▶ Objective
Gather all lines with the word "xlabel" in them.

-- start Records to process --

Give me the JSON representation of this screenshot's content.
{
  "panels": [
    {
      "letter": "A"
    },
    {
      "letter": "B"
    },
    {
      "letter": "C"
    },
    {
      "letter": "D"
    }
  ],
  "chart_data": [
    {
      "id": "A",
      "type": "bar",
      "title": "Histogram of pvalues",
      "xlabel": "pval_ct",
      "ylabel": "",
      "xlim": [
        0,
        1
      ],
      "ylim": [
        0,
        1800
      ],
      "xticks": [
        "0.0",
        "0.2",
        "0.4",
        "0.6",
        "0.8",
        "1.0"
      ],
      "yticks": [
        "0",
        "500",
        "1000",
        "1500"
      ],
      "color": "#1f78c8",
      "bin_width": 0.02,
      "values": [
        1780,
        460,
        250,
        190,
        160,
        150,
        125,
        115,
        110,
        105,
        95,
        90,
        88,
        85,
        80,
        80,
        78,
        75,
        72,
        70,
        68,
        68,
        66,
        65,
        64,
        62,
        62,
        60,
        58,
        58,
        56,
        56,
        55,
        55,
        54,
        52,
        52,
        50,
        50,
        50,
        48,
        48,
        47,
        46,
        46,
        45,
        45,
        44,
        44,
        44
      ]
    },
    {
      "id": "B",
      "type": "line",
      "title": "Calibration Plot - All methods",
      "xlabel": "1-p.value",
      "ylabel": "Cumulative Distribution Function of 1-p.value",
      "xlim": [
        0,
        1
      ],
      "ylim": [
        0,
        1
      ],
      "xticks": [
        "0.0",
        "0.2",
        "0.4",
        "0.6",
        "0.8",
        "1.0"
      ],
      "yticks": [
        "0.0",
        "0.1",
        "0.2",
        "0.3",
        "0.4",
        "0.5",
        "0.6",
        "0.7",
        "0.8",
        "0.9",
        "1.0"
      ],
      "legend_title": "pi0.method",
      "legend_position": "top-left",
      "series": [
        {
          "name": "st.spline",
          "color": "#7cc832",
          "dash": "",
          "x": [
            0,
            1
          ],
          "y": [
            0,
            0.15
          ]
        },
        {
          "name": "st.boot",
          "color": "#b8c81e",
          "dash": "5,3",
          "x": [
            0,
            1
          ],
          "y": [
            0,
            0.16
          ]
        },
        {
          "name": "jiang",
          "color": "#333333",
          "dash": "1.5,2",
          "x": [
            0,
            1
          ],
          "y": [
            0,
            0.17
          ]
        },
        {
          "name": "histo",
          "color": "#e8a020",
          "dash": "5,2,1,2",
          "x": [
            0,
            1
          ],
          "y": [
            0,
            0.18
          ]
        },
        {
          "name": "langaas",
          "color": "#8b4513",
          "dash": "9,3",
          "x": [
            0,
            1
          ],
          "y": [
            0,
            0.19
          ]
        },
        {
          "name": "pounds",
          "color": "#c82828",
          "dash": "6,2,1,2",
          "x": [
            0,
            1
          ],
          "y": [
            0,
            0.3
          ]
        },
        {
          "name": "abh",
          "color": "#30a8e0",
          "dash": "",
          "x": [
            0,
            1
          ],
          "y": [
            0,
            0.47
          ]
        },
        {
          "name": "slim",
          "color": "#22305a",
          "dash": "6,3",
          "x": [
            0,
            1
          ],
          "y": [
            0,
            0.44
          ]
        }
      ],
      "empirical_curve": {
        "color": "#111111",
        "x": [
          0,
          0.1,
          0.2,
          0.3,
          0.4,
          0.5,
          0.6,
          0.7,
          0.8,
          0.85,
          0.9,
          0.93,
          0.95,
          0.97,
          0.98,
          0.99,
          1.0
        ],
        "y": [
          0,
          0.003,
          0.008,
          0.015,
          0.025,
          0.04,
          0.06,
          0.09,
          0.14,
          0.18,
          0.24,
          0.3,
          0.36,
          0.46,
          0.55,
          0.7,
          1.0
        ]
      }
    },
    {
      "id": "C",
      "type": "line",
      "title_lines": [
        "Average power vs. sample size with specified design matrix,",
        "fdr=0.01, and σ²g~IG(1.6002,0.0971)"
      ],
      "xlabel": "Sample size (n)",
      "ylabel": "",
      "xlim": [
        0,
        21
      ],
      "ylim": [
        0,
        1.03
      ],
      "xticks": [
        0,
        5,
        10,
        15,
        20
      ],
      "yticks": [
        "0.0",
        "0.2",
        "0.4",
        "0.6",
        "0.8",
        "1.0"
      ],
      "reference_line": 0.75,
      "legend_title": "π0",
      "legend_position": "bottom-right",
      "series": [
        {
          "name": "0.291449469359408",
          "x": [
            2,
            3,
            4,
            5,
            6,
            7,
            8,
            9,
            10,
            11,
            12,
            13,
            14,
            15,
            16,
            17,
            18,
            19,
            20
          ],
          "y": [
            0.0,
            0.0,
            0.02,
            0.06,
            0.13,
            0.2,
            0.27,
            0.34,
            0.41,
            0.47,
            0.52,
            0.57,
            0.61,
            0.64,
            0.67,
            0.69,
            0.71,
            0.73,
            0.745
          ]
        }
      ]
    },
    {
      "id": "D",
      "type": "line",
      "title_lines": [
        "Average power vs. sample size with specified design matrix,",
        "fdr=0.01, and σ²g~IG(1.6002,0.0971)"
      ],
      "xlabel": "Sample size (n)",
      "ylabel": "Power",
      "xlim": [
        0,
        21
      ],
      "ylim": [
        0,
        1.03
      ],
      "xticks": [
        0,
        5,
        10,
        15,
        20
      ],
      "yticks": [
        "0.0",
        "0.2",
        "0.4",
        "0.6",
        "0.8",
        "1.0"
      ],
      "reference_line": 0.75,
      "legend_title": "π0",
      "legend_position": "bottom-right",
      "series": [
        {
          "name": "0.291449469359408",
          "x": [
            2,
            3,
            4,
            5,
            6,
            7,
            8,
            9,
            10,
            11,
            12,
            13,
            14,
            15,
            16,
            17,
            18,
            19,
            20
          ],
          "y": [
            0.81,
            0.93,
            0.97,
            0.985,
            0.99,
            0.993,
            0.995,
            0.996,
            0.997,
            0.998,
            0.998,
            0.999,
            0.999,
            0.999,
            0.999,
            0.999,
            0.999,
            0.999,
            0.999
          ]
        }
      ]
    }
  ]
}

-- end Records to process --

▶ Task solution
      "xlabel": "pval_ct",
      "xlabel": "1-p.value",
      "xlabel": "Sample size (n)",
      "xlabel": "Sample size (n)",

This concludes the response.